Damn thieves
I bet they don't steal cables that supply their own services. I hope you choke on the 10p you made.
BT is suffering a big outage in a number of areas throughout Blighty, after thieves severed the telecoms giant's fibre cable in an effort to nick copper wiring from the company on Monday. TalkTalk, which is a BT Openreach customer, said on its status page that its service was affected by a "major cable break". BT told The …
I kinda doubt they'll have taken 10p worth of copper if large portions of the network have fallen over. It's a massive market. The company I work for has multiple sites around the country, and in one year had to replaces £2million worth of copper cables, and some similar companies cannot afford the additional cost to the insurers to cover their cables. The problem should decline as companies move to installing fibre or aluminium alternatives - fibre isn't as easily reusable, and aluminium do4esn't have as high a ROI for this type of enterprise.
The issue is that the thieves cut first and find out later. In some cases they go on a slash and burn when they find out they have wasted their time. Jointing in new cables is not a trivial task, it is likely that the whole length will need to be re-pulled in and jointed. In some cases it may be several lengths. If a joint box contains say ten cables it is likely that only one can be worked on at any one time - and that assumes you have spare lengths of exact match, expensive fibre cable sitting around.
Using railway lines can be a nightmare just getting the access rights can be very time consuming. It is not the easy fix that it was once thought to be. Sadly the low life thieves segment with which society must cope, do not appear to have the same access problems. Half an hour to get in and destroy days to get in and replace/repair.
@ S4qFBxkFFg
you need just 100mA to kill. And as I=V/R, you want V sufficiently high to be sure you get I large enough over the R that is the resistance of the average body wearing rubber wellies and gloves.
Car batteries and welding rigs are well capable of delivering several hundreds of amps. They're not even close to lethal unless you're puncturing your skin and getting those electrons right into your soggy innards. In which case even a 9V battery will do.
You need the high voltage to puncture the (high resistance) outer skin layers. Once you're into the nice soggy stuff inside the skin then the resistance drops very rapidly and current flows without much problem.

++++

## Work to be completed:
Extend the reader comment thread on copper cable theft and the BT outage, beginning directly after its final comment.

## Annotated element entries:
++++

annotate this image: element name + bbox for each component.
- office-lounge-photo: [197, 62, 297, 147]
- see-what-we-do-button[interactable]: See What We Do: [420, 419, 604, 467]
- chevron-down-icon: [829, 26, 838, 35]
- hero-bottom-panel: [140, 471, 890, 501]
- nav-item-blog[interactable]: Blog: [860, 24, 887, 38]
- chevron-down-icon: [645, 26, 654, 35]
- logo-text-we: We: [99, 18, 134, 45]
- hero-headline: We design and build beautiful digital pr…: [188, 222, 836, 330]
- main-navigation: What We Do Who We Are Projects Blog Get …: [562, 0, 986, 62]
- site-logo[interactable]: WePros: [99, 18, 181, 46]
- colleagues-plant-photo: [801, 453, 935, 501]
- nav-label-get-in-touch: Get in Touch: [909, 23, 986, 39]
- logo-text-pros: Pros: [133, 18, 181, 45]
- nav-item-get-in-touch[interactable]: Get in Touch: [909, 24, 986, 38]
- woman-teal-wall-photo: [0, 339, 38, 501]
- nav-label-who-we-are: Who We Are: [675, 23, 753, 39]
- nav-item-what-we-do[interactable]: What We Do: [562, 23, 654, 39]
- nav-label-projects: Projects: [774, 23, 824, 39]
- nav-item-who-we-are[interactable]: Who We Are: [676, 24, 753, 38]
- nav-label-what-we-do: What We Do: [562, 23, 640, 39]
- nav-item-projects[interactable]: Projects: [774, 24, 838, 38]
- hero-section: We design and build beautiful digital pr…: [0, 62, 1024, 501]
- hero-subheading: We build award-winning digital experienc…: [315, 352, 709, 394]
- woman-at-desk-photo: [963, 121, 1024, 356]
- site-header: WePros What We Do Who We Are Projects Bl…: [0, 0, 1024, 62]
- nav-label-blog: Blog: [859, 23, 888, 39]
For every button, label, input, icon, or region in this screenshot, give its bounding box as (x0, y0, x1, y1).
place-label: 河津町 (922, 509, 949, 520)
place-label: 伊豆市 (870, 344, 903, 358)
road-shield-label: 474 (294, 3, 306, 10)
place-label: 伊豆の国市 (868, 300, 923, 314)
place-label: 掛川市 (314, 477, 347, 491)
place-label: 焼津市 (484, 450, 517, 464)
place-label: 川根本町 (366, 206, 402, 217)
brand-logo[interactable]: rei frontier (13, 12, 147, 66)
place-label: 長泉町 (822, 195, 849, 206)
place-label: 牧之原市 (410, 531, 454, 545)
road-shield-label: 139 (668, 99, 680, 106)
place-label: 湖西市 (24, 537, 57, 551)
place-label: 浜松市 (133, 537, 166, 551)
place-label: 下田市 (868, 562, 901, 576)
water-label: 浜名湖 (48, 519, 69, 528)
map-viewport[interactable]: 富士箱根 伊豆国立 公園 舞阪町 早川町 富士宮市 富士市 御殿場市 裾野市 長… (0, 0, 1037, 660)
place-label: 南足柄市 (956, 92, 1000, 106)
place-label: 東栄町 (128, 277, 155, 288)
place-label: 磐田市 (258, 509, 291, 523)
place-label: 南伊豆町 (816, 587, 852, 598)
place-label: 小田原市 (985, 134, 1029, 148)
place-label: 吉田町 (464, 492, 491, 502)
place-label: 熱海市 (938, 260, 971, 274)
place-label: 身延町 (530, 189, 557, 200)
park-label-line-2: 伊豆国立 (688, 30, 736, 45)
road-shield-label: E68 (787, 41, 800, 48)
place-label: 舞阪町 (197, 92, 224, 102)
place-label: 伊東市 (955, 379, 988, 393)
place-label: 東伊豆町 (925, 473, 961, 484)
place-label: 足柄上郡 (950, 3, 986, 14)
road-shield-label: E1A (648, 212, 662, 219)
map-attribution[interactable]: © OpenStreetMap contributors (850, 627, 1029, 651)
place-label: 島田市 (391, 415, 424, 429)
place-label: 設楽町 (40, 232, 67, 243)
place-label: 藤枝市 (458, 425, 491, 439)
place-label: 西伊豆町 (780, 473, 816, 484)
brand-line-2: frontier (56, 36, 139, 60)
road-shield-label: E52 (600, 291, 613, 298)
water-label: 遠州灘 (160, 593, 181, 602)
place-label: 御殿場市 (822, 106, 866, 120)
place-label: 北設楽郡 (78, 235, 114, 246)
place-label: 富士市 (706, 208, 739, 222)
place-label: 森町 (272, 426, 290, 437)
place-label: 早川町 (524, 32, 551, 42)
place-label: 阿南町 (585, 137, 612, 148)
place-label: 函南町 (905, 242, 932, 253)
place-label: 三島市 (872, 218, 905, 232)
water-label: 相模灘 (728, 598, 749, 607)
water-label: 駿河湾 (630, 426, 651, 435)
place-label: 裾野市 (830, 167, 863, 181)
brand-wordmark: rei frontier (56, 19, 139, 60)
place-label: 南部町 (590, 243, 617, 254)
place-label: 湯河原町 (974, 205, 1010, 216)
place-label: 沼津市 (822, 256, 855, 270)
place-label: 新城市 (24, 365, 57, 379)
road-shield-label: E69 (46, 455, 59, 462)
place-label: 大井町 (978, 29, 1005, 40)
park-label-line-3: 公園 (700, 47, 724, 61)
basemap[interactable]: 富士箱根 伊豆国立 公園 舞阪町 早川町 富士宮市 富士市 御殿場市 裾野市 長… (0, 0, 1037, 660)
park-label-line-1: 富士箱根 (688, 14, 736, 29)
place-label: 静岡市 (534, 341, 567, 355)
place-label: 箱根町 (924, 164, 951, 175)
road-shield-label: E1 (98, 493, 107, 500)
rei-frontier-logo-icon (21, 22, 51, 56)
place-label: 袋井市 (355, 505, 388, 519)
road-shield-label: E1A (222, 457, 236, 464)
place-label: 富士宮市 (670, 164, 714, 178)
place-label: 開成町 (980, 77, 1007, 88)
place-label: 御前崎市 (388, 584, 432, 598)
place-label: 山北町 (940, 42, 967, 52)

++++

## Output for this task:
This is the reason that people who get electrocuted by a few thousand volts and up tend to end up scorched and smoking, their internal body fluids have boiled.
This antisocial behaviour cannot be tolerated. Scrappies need to get with the plan and not pay up for scrap without a history. I'm not talking about Mrs Jones taking a fridge to the tip, this is for industrial waste which should have a license, supported by a chemical or molecular signature, all of which also mean more jobs for people who *want* to work.
Over the last few years I've replaced all of the copper piping in my house with plastic and I've sold the old stuff for scrap. I was last there a few weeks ago. The scrappie now takes ID and will only pay out via a bank transfer. He said that that aspect's not too difficult for him, but he's lost a lot of trade as a lot of people who don't want a paper trail, including tradesmen who have "legitimately" thieved it from the jobs they're working on who don't want the tax man tracing their income. Because there are still plenty of scrappies who will still pay cash, no questions asked, those people just go there.
Scrappies need to get with the plan and not pay up for scrap without a history.
That'll be the Scrap Metal Dealers Act 2013, then.
Vic.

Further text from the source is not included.